* [Task requirements]
Find the lines holding the word "Siegwart" and collect them.

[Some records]
-- BEGIN --
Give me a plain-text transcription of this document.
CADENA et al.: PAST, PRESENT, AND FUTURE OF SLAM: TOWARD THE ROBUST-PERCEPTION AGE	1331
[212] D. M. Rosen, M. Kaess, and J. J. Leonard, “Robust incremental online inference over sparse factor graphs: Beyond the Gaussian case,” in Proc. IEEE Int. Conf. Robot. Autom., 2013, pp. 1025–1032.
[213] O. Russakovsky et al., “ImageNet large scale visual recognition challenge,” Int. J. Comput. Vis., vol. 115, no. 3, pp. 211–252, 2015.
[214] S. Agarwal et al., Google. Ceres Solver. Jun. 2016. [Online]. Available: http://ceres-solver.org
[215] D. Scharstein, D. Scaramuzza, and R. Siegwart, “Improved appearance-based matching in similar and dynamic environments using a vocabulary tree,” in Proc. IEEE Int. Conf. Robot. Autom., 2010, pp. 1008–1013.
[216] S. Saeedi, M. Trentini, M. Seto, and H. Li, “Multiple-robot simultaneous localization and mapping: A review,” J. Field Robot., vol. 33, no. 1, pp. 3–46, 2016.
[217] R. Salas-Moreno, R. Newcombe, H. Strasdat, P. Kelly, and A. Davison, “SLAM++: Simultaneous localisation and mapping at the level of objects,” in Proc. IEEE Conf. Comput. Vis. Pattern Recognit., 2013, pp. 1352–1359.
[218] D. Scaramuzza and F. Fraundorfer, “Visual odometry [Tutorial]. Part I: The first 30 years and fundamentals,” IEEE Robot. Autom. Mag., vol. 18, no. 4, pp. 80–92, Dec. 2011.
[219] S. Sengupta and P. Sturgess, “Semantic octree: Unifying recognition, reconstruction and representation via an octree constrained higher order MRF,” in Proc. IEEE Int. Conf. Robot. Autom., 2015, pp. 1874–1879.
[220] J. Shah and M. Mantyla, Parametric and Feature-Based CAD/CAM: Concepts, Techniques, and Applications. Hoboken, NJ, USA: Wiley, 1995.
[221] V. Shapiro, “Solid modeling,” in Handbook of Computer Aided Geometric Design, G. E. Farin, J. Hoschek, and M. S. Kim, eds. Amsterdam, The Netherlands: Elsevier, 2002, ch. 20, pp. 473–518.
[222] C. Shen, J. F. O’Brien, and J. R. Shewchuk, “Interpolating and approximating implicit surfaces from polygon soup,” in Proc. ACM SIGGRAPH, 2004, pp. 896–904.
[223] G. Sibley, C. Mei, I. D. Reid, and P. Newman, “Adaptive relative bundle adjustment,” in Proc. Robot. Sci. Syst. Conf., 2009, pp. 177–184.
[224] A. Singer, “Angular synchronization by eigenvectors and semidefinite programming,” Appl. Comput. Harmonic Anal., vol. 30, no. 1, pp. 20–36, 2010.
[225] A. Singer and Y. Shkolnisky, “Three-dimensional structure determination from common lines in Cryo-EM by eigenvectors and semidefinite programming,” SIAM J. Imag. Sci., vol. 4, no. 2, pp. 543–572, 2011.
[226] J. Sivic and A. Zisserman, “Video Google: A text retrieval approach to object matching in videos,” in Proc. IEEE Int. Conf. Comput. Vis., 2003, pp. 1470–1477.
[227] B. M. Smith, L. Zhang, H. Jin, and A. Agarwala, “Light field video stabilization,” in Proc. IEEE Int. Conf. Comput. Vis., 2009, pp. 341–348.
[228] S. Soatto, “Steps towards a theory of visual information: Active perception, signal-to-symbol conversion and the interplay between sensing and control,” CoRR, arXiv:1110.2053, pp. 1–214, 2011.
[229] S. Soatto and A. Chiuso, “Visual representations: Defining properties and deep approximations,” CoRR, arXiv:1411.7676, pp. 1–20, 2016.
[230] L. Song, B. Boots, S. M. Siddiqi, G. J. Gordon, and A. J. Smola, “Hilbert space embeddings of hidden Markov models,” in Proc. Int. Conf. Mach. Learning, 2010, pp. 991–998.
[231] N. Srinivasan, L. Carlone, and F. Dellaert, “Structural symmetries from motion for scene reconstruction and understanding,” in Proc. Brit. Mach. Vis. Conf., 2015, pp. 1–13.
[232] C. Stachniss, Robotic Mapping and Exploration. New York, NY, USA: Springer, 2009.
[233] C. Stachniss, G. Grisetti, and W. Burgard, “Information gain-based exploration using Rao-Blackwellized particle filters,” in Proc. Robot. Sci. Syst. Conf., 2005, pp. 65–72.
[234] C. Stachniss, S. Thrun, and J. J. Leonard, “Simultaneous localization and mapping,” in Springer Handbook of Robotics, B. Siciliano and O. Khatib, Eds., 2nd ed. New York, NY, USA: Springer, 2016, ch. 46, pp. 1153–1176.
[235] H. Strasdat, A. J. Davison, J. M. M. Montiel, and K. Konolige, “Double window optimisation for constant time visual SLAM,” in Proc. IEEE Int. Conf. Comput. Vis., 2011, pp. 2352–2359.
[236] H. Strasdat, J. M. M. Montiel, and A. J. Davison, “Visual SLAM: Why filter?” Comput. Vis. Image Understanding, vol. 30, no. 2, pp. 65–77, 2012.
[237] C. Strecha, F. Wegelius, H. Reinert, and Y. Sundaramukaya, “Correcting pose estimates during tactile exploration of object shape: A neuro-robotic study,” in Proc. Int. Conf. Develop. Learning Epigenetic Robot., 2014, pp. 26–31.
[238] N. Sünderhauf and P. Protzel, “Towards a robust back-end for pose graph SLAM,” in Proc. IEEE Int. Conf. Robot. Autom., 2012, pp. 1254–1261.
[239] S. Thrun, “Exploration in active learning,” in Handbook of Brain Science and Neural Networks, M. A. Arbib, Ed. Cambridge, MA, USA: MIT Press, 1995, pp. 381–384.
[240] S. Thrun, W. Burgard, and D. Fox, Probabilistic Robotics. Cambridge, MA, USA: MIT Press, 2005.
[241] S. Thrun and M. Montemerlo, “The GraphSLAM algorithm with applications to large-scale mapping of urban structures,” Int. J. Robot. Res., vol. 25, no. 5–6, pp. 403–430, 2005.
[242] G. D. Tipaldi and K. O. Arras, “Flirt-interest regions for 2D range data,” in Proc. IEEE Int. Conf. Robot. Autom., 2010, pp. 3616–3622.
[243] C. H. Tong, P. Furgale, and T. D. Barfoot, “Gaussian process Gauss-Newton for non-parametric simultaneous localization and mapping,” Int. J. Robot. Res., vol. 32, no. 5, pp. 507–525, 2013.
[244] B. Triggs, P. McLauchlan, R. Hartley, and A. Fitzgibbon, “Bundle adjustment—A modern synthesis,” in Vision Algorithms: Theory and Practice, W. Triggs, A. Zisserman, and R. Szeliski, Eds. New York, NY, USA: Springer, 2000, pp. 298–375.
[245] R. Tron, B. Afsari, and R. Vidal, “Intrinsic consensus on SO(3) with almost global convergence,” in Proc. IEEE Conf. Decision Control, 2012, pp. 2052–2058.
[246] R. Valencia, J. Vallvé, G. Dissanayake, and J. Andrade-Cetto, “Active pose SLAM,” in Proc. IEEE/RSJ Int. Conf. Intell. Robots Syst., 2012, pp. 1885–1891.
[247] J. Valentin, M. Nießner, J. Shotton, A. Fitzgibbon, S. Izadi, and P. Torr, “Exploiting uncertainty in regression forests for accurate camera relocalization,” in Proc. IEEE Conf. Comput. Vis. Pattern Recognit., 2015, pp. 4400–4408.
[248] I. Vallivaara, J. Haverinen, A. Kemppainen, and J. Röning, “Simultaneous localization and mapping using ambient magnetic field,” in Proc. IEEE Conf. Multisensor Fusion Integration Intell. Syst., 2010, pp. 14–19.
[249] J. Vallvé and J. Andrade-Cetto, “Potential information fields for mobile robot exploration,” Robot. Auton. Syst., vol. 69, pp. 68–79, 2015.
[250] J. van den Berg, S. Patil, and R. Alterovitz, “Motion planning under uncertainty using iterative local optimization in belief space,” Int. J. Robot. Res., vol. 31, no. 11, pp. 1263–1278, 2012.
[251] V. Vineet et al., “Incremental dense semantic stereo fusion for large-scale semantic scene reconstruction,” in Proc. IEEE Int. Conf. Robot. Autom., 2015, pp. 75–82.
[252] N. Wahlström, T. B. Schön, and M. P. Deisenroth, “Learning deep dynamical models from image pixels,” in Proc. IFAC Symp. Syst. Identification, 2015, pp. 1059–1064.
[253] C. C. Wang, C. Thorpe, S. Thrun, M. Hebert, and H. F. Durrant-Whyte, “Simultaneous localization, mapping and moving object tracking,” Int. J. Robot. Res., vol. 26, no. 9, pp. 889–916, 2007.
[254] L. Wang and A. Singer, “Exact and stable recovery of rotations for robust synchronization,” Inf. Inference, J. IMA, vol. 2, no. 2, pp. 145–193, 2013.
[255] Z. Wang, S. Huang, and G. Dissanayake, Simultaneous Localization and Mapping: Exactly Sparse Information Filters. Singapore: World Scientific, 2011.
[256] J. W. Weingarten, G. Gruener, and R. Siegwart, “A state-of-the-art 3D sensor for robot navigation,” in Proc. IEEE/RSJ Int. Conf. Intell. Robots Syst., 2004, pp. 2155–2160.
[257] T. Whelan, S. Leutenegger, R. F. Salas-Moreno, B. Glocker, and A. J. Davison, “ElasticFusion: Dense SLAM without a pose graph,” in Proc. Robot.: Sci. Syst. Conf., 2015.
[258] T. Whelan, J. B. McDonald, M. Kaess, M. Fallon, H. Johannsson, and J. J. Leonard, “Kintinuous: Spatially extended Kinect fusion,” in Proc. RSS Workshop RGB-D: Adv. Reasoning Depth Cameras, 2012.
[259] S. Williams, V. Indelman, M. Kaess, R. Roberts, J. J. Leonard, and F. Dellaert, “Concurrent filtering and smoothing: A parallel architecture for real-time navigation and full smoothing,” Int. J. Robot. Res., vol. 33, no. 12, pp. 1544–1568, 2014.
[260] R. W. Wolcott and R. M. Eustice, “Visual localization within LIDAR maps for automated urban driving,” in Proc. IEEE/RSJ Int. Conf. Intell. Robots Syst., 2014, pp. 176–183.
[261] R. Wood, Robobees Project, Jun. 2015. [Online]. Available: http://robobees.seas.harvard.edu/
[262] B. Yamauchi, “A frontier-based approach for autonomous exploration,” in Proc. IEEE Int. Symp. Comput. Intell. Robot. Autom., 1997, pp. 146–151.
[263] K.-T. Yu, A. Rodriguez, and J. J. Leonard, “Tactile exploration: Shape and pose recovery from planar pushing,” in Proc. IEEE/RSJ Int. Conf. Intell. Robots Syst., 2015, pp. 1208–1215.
-- END --
* [Response]
[215] D. Scharstein, D. Scaramuzza, and R. Siegwart, “Improved appearance-based matching in similar and dynamic environments using a vocabulary tree,” in Proc. IEEE Int. Conf. Robot. Autom., 2010, pp. 1008–1013.
[256] J. W. Weingarten, G. Gruener, and R. Siegwart, “A state-of-the-art 3D sensor for robot navigation,” in Proc. IEEE/RSJ Int. Conf. Intell. Robots Syst., 2004, pp. 2155–2160.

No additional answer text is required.